● **Supplied material**:
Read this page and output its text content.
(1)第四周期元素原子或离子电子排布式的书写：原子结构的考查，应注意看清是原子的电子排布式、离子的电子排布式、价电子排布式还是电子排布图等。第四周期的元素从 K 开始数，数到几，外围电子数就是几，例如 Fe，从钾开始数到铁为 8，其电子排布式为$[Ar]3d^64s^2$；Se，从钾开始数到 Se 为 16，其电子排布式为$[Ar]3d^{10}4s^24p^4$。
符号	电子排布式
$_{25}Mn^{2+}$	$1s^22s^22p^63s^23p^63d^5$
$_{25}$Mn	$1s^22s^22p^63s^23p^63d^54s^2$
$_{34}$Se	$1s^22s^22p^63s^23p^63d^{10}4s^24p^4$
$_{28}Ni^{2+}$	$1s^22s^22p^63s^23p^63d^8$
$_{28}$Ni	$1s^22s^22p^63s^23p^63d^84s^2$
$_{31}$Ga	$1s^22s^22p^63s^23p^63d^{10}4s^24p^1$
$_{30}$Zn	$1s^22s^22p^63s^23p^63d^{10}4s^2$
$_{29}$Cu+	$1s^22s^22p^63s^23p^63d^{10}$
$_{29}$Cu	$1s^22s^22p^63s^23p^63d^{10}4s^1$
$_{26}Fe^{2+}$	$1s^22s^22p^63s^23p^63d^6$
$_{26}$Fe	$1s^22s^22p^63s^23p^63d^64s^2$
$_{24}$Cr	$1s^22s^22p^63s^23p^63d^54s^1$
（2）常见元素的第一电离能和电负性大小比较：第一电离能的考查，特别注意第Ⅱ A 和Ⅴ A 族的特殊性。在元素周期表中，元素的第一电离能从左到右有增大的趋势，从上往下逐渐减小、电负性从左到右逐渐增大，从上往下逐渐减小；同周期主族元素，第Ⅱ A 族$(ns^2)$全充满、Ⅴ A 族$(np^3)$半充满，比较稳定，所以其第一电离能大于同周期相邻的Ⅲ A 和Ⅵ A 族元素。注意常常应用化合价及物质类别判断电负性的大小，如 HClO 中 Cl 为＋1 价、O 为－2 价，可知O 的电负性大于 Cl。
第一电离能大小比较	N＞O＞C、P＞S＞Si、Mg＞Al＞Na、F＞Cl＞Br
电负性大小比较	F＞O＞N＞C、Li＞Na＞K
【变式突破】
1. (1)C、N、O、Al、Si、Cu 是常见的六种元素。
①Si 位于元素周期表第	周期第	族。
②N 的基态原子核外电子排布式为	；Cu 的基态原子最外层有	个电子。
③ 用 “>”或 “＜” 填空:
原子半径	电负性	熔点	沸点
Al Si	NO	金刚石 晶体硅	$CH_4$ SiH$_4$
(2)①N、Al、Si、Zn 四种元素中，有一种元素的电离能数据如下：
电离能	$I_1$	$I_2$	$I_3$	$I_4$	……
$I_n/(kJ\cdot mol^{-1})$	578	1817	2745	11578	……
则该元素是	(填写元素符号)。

● **What is being asked**: Copy all of the material word for word.

● **Exercise response**:
Read this page and output its text content.
(1)第四周期元素原子或离子电子排布式的书写：原子结构的考查，应注意看清是原子的电子排布式、离子的电子排布式、价电子排布式还是电子排布图等。第四周期的元素从 K 开始数，数到几，外围电子数就是几，例如 Fe，从钾开始数到铁为 8，其电子排布式为$[Ar]3d^64s^2$；Se，从钾开始数到 Se 为 16，其电子排布式为$[Ar]3d^{10}4s^24p^4$。
符号	电子排布式
$_{25}Mn^{2+}$	$1s^22s^22p^63s^23p^63d^5$
$_{25}$Mn	$1s^22s^22p^63s^23p^63d^54s^2$
$_{34}$Se	$1s^22s^22p^63s^23p^63d^{10}4s^24p^4$
$_{28}Ni^{2+}$	$1s^22s^22p^63s^23p^63d^8$
$_{28}$Ni	$1s^22s^22p^63s^23p^63d^84s^2$
$_{31}$Ga	$1s^22s^22p^63s^23p^63d^{10}4s^24p^1$
$_{30}$Zn	$1s^22s^22p^63s^23p^63d^{10}4s^2$
$_{29}$Cu+	$1s^22s^22p^63s^23p^63d^{10}$
$_{29}$Cu	$1s^22s^22p^63s^23p^63d^{10}4s^1$
$_{26}Fe^{2+}$	$1s^22s^22p^63s^23p^63d^6$
$_{26}$Fe	$1s^22s^22p^63s^23p^63d^64s^2$
$_{24}$Cr	$1s^22s^22p^63s^23p^63d^54s^1$
（2）常见元素的第一电离能和电负性大小比较：第一电离能的考查，特别注意第Ⅱ A 和Ⅴ A 族的特殊性。在元素周期表中，元素的第一电离能从左到右有增大的趋势，从上往下逐渐减小、电负性从左到右逐渐增大，从上往下逐渐减小；同周期主族元素，第Ⅱ A 族$(ns^2)$全充满、Ⅴ A 族$(np^3)$半充满，比较稳定，所以其第一电离能大于同周期相邻的Ⅲ A 和Ⅵ A 族元素。注意常常应用化合价及物质类别判断电负性的大小，如 HClO 中 Cl 为＋1 价、O 为－2 价，可知O 的电负性大于 Cl。
第一电离能大小比较	N＞O＞C、P＞S＞Si、Mg＞Al＞Na、F＞Cl＞Br
电负性大小比较	F＞O＞N＞C、Li＞Na＞K
【变式突破】
1. (1)C、N、O、Al、Si、Cu 是常见的六种元素。
①Si 位于元素周期表第	周期第	族。
②N 的基态原子核外电子排布式为	；Cu 的基态原子最外层有	个电子。
③ 用 “>”或 “＜” 填空:
原子半径	电负性	熔点	沸点
Al Si	NO	金刚石 晶体硅	$CH_4$ SiH$_4$
(2)①N、Al、Si、Zn 四种元素中，有一种元素的电离能数据如下：
电离能	$I_1$	$I_2$	$I_3$	$I_4$	……
$I_n/(kJ\cdot mol^{-1})$	578	1817	2745	11578	……
则该元素是	(填写元素符号)。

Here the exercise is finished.